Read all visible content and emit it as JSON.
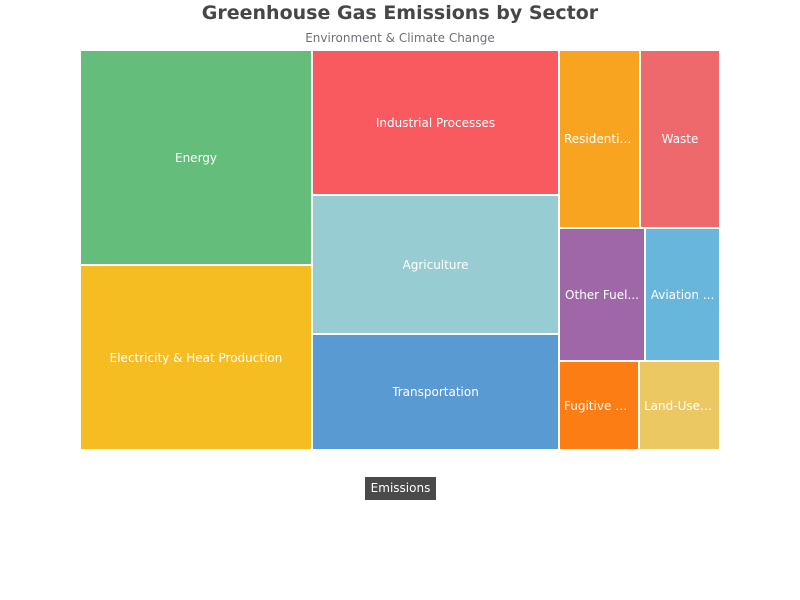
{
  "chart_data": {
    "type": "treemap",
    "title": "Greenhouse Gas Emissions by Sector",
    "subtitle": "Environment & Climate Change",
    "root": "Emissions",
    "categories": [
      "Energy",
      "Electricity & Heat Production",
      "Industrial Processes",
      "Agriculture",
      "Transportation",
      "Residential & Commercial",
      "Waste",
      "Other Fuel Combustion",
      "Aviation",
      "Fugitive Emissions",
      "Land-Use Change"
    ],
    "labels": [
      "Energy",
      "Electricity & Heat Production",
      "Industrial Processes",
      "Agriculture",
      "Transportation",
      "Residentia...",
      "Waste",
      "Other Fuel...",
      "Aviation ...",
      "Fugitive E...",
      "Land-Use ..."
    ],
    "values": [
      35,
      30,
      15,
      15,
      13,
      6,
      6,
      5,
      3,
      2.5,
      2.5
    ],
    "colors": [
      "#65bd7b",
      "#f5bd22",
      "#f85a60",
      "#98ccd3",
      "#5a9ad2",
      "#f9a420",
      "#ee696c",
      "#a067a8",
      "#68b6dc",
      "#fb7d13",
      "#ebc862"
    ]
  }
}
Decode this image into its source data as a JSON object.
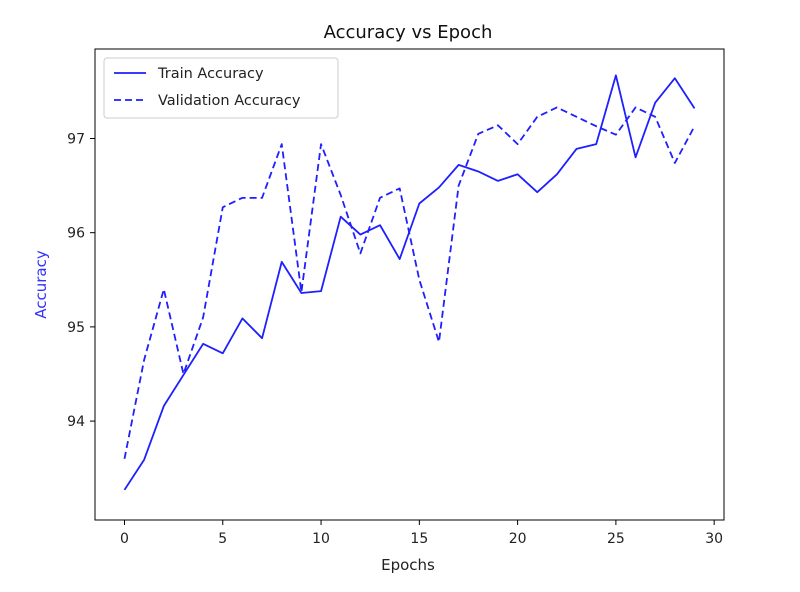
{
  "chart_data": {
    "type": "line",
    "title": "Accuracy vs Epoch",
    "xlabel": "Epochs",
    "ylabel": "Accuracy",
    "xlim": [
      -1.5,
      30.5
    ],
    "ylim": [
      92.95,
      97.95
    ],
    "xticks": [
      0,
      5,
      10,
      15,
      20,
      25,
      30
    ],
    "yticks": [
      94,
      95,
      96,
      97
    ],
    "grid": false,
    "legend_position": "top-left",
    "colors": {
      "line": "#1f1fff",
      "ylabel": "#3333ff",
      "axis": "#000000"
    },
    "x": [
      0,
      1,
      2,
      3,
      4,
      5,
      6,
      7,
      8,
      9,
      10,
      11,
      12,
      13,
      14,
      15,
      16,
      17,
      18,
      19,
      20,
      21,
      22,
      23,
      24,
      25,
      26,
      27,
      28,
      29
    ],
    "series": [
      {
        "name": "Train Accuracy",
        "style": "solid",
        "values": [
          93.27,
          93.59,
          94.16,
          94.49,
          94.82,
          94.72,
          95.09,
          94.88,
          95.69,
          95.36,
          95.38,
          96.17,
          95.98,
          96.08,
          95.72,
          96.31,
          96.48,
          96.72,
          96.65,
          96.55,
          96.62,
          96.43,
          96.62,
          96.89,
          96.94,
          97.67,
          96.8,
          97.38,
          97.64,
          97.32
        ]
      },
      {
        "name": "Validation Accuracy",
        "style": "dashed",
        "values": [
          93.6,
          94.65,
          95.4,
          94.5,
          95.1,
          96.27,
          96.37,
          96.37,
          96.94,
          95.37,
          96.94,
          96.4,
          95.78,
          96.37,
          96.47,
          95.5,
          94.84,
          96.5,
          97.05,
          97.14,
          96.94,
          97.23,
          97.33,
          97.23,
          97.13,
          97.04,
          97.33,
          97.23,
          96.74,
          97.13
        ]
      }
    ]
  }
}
====
* _EXERCISE DIRECTIONS_
Above are records to transcribe exactly; leave their pictures out.

* _SOLUTION TO THE PROBLEM_
Read all visible content and emit it as JSON.
{
  "chart_data": {
    "type": "treemap",
    "title": "Greenhouse Gas Emissions by Sector",
    "subtitle": "Environment & Climate Change",
    "root": "Emissions",
    "categories": [
      "Energy",
      "Electricity & Heat Production",
      "Industrial Processes",
      "Agriculture",
      "Transportation",
      "Residential & Commercial",
      "Waste",
      "Other Fuel Combustion",
      "Aviation",
      "Fugitive Emissions",
      "Land-Use Change"
    ],
    "labels": [
      "Energy",
      "Electricity & Heat Production",
      "Industrial Processes",
      "Agriculture",
      "Transportation",
      "Residentia...",
      "Waste",
      "Other Fuel...",
      "Aviation ...",
      "Fugitive E...",
      "Land-Use ..."
    ],
    "values": [
      35,
      30,
      15,
      15,
      13,
      6,
      6,
      5,
      3,
      2.5,
      2.5
    ],
    "colors": [
      "#65bd7b",
      "#f5bd22",
      "#f85a60",
      "#98ccd3",
      "#5a9ad2",
      "#f9a420",
      "#ee696c",
      "#a067a8",
      "#68b6dc",
      "#fb7d13",
      "#ebc862"
    ]
  }
}
Decode this image into its source data as a JSON object.
{
  "chart_data": {
    "type": "line",
    "title": "Accuracy vs Epoch",
    "xlabel": "Epochs",
    "ylabel": "Accuracy",
    "xlim": [
      -1.5,
      30.5
    ],
    "ylim": [
      92.95,
      97.95
    ],
    "xticks": [
      0,
      5,
      10,
      15,
      20,
      25,
      30
    ],
    "yticks": [
      94,
      95,
      96,
      97
    ],
    "grid": false,
    "legend_position": "top-left",
    "colors": {
      "line": "#1f1fff",
      "ylabel": "#3333ff",
      "axis": "#000000"
    },
    "x": [
      0,
      1,
      2,
      3,
      4,
      5,
      6,
      7,
      8,
      9,
      10,
      11,
      12,
      13,
      14,
      15,
      16,
      17,
      18,
      19,
      20,
      21,
      22,
      23,
      24,
      25,
      26,
      27,
      28,
      29
    ],
    "series": [
      {
        "name": "Train Accuracy",
        "style": "solid",
        "values": [
          93.27,
          93.59,
          94.16,
          94.49,
          94.82,
          94.72,
          95.09,
          94.88,
          95.69,
          95.36,
          95.38,
          96.17,
          95.98,
          96.08,
          95.72,
          96.31,
          96.48,
          96.72,
          96.65,
          96.55,
          96.62,
          96.43,
          96.62,
          96.89,
          96.94,
          97.67,
          96.8,
          97.38,
          97.64,
          97.32
        ]
      },
      {
        "name": "Validation Accuracy",
        "style": "dashed",
        "values": [
          93.6,
          94.65,
          95.4,
          94.5,
          95.1,
          96.27,
          96.37,
          96.37,
          96.94,
          95.37,
          96.94,
          96.4,
          95.78,
          96.37,
          96.47,
          95.5,
          94.84,
          96.5,
          97.05,
          97.14,
          96.94,
          97.23,
          97.33,
          97.23,
          97.13,
          97.04,
          97.33,
          97.23,
          96.74,
          97.13
        ]
      }
    ]
  }
}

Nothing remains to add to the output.